WHAT THE TASK ASKS » Track down every line below that holds "INNER" and copy it.

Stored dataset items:

────────────────

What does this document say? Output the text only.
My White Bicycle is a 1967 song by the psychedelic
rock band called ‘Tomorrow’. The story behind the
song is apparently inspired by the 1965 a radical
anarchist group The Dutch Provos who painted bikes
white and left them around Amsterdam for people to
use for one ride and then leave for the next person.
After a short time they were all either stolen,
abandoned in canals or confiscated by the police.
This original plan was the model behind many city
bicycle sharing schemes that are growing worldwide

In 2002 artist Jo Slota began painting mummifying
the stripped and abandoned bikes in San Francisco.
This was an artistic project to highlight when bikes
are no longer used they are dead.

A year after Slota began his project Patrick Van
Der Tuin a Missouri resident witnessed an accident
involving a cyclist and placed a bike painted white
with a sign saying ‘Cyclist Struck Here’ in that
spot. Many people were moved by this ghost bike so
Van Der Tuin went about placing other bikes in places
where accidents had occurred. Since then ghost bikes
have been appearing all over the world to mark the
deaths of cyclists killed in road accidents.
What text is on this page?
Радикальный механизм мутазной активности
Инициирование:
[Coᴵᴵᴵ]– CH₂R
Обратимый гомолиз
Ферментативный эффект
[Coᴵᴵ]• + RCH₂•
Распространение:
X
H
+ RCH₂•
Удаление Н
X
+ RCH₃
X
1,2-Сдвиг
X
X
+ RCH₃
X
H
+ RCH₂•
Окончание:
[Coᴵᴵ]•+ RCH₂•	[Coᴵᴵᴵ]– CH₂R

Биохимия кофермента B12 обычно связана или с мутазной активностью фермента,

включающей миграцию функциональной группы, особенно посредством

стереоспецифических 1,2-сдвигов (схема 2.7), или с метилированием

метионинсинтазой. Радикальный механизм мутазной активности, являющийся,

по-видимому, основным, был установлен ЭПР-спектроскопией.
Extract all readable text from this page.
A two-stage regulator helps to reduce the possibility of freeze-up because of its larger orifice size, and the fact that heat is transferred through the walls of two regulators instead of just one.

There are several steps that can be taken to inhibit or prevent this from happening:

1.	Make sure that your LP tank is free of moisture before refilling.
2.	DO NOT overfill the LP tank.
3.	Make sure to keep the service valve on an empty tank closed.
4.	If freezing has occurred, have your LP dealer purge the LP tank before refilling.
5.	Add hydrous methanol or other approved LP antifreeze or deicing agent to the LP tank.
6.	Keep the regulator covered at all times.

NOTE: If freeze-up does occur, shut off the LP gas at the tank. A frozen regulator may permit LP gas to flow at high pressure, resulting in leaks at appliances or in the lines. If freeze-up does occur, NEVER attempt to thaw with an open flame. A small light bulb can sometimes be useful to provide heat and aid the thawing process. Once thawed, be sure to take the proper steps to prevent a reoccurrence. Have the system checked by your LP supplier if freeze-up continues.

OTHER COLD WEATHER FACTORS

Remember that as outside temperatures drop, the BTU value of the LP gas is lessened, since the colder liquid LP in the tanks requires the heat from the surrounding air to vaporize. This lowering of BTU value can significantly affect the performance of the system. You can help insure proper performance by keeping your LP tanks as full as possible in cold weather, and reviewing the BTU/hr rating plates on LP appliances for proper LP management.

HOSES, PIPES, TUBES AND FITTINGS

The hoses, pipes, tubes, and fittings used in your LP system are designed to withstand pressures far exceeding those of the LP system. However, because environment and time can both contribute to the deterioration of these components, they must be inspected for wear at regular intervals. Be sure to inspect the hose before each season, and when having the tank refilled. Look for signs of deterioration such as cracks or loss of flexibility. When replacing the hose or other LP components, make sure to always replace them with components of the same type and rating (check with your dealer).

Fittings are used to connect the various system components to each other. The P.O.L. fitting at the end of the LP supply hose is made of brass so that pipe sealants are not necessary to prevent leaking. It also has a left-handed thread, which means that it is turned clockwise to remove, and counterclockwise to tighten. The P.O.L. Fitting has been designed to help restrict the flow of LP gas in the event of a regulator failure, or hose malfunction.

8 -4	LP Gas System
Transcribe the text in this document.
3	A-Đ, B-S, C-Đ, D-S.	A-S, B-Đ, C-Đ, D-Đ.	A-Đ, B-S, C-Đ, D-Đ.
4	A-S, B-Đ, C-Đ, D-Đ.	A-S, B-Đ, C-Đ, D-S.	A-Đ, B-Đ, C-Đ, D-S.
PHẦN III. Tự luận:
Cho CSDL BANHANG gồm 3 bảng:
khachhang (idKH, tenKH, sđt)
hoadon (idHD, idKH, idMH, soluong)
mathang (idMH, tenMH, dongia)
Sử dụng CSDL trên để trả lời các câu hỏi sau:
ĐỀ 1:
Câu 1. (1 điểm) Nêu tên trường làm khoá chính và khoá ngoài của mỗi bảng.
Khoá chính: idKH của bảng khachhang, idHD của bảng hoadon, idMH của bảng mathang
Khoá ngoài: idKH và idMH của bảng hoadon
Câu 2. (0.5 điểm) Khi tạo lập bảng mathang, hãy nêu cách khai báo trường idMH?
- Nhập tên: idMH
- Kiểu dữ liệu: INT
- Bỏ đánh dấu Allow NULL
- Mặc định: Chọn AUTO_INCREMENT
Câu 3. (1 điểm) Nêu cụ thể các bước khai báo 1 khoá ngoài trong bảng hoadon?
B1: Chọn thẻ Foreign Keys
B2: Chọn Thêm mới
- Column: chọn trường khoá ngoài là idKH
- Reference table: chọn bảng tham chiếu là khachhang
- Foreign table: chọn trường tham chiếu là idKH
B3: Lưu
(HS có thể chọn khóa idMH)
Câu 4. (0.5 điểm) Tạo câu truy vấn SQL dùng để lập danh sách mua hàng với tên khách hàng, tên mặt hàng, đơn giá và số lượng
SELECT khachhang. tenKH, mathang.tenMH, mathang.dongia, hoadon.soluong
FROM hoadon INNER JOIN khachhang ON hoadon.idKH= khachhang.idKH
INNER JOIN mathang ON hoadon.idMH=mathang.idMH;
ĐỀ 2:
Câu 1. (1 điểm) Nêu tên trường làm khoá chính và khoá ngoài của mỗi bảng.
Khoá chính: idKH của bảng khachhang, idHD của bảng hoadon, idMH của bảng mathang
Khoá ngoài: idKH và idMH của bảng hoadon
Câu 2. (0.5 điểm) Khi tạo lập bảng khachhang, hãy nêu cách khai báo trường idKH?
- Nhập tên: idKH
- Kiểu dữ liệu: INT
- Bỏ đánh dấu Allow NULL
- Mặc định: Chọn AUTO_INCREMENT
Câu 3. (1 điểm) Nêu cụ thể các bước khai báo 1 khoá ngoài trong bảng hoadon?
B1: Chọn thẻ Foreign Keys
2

────────────────

FINAL RESULT »
FROM hoadon INNER JOIN khachhang ON hoadon.idKH= khachhang.idKH
INNER JOIN mathang ON hoadon.idMH=mathang.idMH;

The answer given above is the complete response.